■ The task ■
Scan the records for "Mellanmålslistan". Report each line that includes it.

(Dataset excerpts)
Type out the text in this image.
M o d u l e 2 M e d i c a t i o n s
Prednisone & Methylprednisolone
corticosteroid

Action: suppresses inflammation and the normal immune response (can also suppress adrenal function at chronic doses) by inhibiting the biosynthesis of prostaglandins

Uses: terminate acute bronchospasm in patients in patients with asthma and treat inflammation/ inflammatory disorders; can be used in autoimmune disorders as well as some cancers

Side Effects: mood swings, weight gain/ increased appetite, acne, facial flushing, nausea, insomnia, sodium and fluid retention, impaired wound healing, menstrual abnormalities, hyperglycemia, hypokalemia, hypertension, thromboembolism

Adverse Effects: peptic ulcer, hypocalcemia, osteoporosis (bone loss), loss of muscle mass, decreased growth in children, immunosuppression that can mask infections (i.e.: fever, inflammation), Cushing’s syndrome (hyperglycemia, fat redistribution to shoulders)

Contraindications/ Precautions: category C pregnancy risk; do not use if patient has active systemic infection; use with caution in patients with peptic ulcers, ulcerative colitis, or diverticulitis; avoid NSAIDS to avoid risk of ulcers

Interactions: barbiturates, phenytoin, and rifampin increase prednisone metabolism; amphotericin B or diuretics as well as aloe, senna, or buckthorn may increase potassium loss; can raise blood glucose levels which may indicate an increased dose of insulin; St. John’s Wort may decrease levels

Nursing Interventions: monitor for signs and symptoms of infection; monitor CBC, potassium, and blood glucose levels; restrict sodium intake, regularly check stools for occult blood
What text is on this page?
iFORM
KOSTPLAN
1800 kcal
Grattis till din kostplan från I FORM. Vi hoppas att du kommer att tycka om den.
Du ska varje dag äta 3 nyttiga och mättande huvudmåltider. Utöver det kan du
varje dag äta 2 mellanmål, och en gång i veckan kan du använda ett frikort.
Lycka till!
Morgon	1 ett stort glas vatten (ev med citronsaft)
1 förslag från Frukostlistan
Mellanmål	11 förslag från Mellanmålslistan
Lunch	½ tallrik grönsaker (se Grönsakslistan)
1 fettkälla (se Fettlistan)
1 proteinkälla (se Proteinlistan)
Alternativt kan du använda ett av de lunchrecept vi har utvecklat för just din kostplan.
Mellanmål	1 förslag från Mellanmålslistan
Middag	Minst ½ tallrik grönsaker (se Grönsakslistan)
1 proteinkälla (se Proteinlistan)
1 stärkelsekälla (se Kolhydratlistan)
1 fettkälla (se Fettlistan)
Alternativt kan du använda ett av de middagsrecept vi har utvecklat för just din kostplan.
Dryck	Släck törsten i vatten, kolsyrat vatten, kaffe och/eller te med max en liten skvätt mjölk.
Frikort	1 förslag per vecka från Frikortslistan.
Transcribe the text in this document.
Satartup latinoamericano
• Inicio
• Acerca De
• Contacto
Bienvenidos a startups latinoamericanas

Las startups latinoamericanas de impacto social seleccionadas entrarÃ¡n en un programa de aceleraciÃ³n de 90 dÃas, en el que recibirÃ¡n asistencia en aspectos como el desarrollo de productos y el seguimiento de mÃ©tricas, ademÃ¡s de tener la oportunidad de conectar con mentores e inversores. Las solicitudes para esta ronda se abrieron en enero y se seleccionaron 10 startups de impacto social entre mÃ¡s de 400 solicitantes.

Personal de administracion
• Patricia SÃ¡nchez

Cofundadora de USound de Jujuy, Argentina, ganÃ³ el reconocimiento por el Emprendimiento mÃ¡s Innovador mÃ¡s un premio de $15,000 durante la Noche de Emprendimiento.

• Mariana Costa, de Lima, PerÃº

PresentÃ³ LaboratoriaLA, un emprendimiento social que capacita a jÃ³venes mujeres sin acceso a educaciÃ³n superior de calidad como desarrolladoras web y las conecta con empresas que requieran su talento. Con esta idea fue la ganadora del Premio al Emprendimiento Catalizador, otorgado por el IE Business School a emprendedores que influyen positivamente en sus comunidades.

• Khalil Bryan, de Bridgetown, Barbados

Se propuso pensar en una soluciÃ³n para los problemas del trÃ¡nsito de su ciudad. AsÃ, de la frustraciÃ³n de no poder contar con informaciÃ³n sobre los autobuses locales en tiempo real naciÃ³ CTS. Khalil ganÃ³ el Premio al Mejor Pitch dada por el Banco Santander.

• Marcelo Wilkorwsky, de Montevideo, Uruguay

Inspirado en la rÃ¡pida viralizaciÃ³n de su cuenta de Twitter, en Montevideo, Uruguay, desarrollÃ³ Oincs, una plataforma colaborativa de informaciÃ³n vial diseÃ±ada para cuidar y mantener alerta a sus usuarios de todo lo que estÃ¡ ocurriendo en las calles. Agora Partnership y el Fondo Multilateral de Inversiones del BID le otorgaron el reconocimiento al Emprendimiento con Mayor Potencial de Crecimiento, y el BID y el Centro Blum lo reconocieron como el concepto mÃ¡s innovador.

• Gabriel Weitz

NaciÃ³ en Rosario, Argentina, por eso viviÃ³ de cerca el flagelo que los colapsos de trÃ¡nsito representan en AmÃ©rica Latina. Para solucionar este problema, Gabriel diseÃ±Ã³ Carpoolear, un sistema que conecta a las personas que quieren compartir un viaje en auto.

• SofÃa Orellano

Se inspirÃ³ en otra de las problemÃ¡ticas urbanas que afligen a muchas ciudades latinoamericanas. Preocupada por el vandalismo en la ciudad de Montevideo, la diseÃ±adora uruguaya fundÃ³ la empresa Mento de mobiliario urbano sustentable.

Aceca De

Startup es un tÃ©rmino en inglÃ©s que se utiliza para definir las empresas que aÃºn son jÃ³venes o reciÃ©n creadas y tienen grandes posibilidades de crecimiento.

■ Solution below ■
Mellanmål	11 förslag från Mellanmålslistan
Mellanmål	1 förslag från Mellanmålslistan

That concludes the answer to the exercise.